**Figure data in JSON**:
# # #

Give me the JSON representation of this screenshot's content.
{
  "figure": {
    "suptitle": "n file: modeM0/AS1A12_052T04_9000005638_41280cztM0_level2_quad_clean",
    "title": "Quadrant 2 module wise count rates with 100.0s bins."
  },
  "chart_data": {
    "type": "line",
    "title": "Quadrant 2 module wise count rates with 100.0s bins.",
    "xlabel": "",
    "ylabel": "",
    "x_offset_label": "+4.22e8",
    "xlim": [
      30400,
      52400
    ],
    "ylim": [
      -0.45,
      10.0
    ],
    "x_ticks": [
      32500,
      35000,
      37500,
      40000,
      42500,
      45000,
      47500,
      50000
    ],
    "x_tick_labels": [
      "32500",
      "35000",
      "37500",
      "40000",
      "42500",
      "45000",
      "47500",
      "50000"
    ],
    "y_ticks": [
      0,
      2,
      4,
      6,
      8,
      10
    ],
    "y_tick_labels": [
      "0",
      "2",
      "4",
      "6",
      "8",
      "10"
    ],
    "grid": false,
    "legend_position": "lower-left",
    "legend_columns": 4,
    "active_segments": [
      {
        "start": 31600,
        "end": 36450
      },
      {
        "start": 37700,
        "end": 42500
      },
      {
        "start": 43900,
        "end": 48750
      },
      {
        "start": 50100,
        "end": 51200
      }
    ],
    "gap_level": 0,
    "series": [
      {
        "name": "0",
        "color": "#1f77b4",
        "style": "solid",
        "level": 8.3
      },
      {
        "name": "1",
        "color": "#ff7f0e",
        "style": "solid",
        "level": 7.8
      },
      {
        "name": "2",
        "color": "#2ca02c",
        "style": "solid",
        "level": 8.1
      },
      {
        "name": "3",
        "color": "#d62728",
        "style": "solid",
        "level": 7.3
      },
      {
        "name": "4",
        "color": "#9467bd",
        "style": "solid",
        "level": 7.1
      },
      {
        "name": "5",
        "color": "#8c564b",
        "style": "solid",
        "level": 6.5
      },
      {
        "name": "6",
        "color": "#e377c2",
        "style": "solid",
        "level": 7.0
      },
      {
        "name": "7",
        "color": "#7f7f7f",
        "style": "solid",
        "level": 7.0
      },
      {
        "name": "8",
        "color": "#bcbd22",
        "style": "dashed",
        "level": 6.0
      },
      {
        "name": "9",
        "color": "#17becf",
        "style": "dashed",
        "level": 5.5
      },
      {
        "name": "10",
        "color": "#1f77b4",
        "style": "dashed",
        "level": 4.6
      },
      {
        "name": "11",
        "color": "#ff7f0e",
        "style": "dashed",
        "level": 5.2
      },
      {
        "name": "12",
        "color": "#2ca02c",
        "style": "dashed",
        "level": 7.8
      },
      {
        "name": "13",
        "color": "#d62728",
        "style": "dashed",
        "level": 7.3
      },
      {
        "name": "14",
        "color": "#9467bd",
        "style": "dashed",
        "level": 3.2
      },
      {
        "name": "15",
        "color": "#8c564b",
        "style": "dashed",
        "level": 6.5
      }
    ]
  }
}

# # #

**Stated goal**: Output every line above without altering anything.

**Output of the exercise**:
Give me the JSON representation of this screenshot's content.
{
  "figure": {
    "suptitle": "n file: modeM0/AS1A12_052T04_9000005638_41280cztM0_level2_quad_clean",
    "title": "Quadrant 2 module wise count rates with 100.0s bins."
  },
  "chart_data": {
    "type": "line",
    "title": "Quadrant 2 module wise count rates with 100.0s bins.",
    "xlabel": "",
    "ylabel": "",
    "x_offset_label": "+4.22e8",
    "xlim": [
      30400,
      52400
    ],
    "ylim": [
      -0.45,
      10.0
    ],
    "x_ticks": [
      32500,
      35000,
      37500,
      40000,
      42500,
      45000,
      47500,
      50000
    ],
    "x_tick_labels": [
      "32500",
      "35000",
      "37500",
      "40000",
      "42500",
      "45000",
      "47500",
      "50000"
    ],
    "y_ticks": [
      0,
      2,
      4,
      6,
      8,
      10
    ],
    "y_tick_labels": [
      "0",
      "2",
      "4",
      "6",
      "8",
      "10"
    ],
    "grid": false,
    "legend_position": "lower-left",
    "legend_columns": 4,
    "active_segments": [
      {
        "start": 31600,
        "end": 36450
      },
      {
        "start": 37700,
        "end": 42500
      },
      {
        "start": 43900,
        "end": 48750
      },
      {
        "start": 50100,
        "end": 51200
      }
    ],
    "gap_level": 0,
    "series": [
      {
        "name": "0",
        "color": "#1f77b4",
        "style": "solid",
        "level": 8.3
      },
      {
        "name": "1",
        "color": "#ff7f0e",
        "style": "solid",
        "level": 7.8
      },
      {
        "name": "2",
        "color": "#2ca02c",
        "style": "solid",
        "level": 8.1
      },
      {
        "name": "3",
        "color": "#d62728",
        "style": "solid",
        "level": 7.3
      },
      {
        "name": "4",
        "color": "#9467bd",
        "style": "solid",
        "level": 7.1
      },
      {
        "name": "5",
        "color": "#8c564b",
        "style": "solid",
        "level": 6.5
      },
      {
        "name": "6",
        "color": "#e377c2",
        "style": "solid",
        "level": 7.0
      },
      {
        "name": "7",
        "color": "#7f7f7f",
        "style": "solid",
        "level": 7.0
      },
      {
        "name": "8",
        "color": "#bcbd22",
        "style": "dashed",
        "level": 6.0
      },
      {
        "name": "9",
        "color": "#17becf",
        "style": "dashed",
        "level": 5.5
      },
      {
        "name": "10",
        "color": "#1f77b4",
        "style": "dashed",
        "level": 4.6
      },
      {
        "name": "11",
        "color": "#ff7f0e",
        "style": "dashed",
        "level": 5.2
      },
      {
        "name": "12",
        "color": "#2ca02c",
        "style": "dashed",
        "level": 7.8
      },
      {
        "name": "13",
        "color": "#d62728",
        "style": "dashed",
        "level": 7.3
      },
      {
        "name": "14",
        "color": "#9467bd",
        "style": "dashed",
        "level": 3.2
      },
      {
        "name": "15",
        "color": "#8c564b",
        "style": "dashed",
        "level": 6.5
      }
    ]
  }
}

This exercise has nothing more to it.